• [The task] Reproduce each line of the material precisely.
-- -- --
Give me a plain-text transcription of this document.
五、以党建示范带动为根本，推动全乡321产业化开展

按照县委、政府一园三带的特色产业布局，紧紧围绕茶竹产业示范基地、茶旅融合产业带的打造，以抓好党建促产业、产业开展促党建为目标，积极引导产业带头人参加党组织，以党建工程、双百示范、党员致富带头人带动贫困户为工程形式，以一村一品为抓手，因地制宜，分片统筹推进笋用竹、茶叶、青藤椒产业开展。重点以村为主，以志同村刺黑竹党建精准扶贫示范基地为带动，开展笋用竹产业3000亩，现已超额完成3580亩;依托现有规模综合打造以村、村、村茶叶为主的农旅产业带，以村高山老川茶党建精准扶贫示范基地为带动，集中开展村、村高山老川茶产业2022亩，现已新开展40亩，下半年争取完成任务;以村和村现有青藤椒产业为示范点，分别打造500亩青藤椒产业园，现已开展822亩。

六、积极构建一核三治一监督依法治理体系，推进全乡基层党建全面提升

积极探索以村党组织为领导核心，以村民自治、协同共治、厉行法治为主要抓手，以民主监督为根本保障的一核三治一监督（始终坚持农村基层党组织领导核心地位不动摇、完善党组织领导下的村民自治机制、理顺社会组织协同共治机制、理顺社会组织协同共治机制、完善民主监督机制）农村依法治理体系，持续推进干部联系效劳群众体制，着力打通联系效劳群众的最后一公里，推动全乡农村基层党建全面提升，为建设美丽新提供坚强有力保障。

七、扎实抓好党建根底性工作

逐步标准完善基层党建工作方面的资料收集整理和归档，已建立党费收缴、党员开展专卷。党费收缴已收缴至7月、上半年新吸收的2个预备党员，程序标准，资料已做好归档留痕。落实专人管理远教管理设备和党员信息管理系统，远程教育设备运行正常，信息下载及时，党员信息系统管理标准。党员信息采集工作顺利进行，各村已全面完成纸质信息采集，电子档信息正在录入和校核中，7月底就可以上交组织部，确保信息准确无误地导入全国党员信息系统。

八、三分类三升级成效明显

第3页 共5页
-- -- --
• [Solution]
Give me a plain-text transcription of this document.
五、以党建示范带动为根本，推动全乡321产业化开展

按照县委、政府一园三带的特色产业布局，紧紧围绕茶竹产业示范基地、茶旅融合产业带的打造，以抓好党建促产业、产业开展促党建为目标，积极引导产业带头人参加党组织，以党建工程、双百示范、党员致富带头人带动贫困户为工程形式，以一村一品为抓手，因地制宜，分片统筹推进笋用竹、茶叶、青藤椒产业开展。重点以村为主，以志同村刺黑竹党建精准扶贫示范基地为带动，开展笋用竹产业3000亩，现已超额完成3580亩;依托现有规模综合打造以村、村、村茶叶为主的农旅产业带，以村高山老川茶党建精准扶贫示范基地为带动，集中开展村、村高山老川茶产业2022亩，现已新开展40亩，下半年争取完成任务;以村和村现有青藤椒产业为示范点，分别打造500亩青藤椒产业园，现已开展822亩。

六、积极构建一核三治一监督依法治理体系，推进全乡基层党建全面提升

积极探索以村党组织为领导核心，以村民自治、协同共治、厉行法治为主要抓手，以民主监督为根本保障的一核三治一监督（始终坚持农村基层党组织领导核心地位不动摇、完善党组织领导下的村民自治机制、理顺社会组织协同共治机制、理顺社会组织协同共治机制、完善民主监督机制）农村依法治理体系，持续推进干部联系效劳群众体制，着力打通联系效劳群众的最后一公里，推动全乡农村基层党建全面提升，为建设美丽新提供坚强有力保障。

七、扎实抓好党建根底性工作

逐步标准完善基层党建工作方面的资料收集整理和归档，已建立党费收缴、党员开展专卷。党费收缴已收缴至7月、上半年新吸收的2个预备党员，程序标准，资料已做好归档留痕。落实专人管理远教管理设备和党员信息管理系统，远程教育设备运行正常，信息下载及时，党员信息系统管理标准。党员信息采集工作顺利进行，各村已全面完成纸质信息采集，电子档信息正在录入和校核中，7月底就可以上交组织部，确保信息准确无误地导入全国党员信息系统。

八、三分类三升级成效明显

第3页 共5页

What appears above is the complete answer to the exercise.